> _What to do_: Copy all of the material below exactly.

> _Data supplied_:
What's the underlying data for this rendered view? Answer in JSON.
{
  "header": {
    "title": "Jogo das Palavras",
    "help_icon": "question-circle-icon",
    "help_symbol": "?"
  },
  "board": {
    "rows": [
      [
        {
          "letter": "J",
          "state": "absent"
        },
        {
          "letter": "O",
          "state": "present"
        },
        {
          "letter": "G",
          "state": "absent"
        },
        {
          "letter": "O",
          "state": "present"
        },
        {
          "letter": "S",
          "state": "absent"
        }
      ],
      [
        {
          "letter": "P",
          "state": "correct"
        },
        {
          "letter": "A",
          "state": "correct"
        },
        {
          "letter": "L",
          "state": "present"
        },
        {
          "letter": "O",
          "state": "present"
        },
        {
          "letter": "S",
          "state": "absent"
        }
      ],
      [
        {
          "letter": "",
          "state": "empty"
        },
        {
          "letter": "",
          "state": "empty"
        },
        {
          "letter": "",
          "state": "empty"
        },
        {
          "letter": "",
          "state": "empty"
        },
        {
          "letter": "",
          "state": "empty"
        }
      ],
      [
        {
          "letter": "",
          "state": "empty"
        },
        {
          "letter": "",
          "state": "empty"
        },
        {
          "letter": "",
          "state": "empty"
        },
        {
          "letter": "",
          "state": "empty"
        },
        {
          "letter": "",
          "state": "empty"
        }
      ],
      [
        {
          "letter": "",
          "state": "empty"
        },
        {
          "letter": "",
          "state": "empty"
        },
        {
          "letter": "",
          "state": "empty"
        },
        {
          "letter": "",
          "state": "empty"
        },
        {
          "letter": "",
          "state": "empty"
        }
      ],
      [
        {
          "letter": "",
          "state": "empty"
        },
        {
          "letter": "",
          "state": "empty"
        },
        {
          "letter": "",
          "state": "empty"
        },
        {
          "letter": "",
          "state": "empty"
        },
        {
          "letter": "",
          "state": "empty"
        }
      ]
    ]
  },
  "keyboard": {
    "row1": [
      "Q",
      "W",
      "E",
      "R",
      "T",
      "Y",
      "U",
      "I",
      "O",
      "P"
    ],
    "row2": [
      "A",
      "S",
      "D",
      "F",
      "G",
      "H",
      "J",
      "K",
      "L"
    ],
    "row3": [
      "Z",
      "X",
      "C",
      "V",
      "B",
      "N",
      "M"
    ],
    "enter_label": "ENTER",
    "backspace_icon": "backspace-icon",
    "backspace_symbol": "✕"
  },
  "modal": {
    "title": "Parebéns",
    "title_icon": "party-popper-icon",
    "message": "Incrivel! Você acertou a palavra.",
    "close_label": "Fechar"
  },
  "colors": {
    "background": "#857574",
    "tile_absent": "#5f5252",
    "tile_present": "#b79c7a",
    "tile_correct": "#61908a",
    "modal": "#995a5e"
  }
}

> _Answer for the task_:
What's the underlying data for this rendered view? Answer in JSON.
{
  "header": {
    "title": "Jogo das Palavras",
    "help_icon": "question-circle-icon",
    "help_symbol": "?"
  },
  "board": {
    "rows": [
      [
        {
          "letter": "J",
          "state": "absent"
        },
        {
          "letter": "O",
          "state": "present"
        },
        {
          "letter": "G",
          "state": "absent"
        },
        {
          "letter": "O",
          "state": "present"
        },
        {
          "letter": "S",
          "state": "absent"
        }
      ],
      [
        {
          "letter": "P",
          "state": "correct"
        },
        {
          "letter": "A",
          "state": "correct"
        },
        {
          "letter": "L",
          "state": "present"
        },
        {
          "letter": "O",
          "state": "present"
        },
        {
          "letter": "S",
          "state": "absent"
        }
      ],
      [
        {
          "letter": "",
          "state": "empty"
        },
        {
          "letter": "",
          "state": "empty"
        },
        {
          "letter": "",
          "state": "empty"
        },
        {
          "letter": "",
          "state": "empty"
        },
        {
          "letter": "",
          "state": "empty"
        }
      ],
      [
        {
          "letter": "",
          "state": "empty"
        },
        {
          "letter": "",
          "state": "empty"
        },
        {
          "letter": "",
          "state": "empty"
        },
        {
          "letter": "",
          "state": "empty"
        },
        {
          "letter": "",
          "state": "empty"
        }
      ],
      [
        {
          "letter": "",
          "state": "empty"
        },
        {
          "letter": "",
          "state": "empty"
        },
        {
          "letter": "",
          "state": "empty"
        },
        {
          "letter": "",
          "state": "empty"
        },
        {
          "letter": "",
          "state": "empty"
        }
      ],
      [
        {
          "letter": "",
          "state": "empty"
        },
        {
          "letter": "",
          "state": "empty"
        },
        {
          "letter": "",
          "state": "empty"
        },
        {
          "letter": "",
          "state": "empty"
        },
        {
          "letter": "",
          "state": "empty"
        }
      ]
    ]
  },
  "keyboard": {
    "row1": [
      "Q",
      "W",
      "E",
      "R",
      "T",
      "Y",
      "U",
      "I",
      "O",
      "P"
    ],
    "row2": [
      "A",
      "S",
      "D",
      "F",
      "G",
      "H",
      "J",
      "K",
      "L"
    ],
    "row3": [
      "Z",
      "X",
      "C",
      "V",
      "B",
      "N",
      "M"
    ],
    "enter_label": "ENTER",
    "backspace_icon": "backspace-icon",
    "backspace_symbol": "✕"
  },
  "modal": {
    "title": "Parebéns",
    "title_icon": "party-popper-icon",
    "message": "Incrivel! Você acertou a palavra.",
    "close_label": "Fechar"
  },
  "colors": {
    "background": "#857574",
    "tile_absent": "#5f5252",
    "tile_present": "#b79c7a",
    "tile_correct": "#61908a",
    "modal": "#995a5e"
  }
}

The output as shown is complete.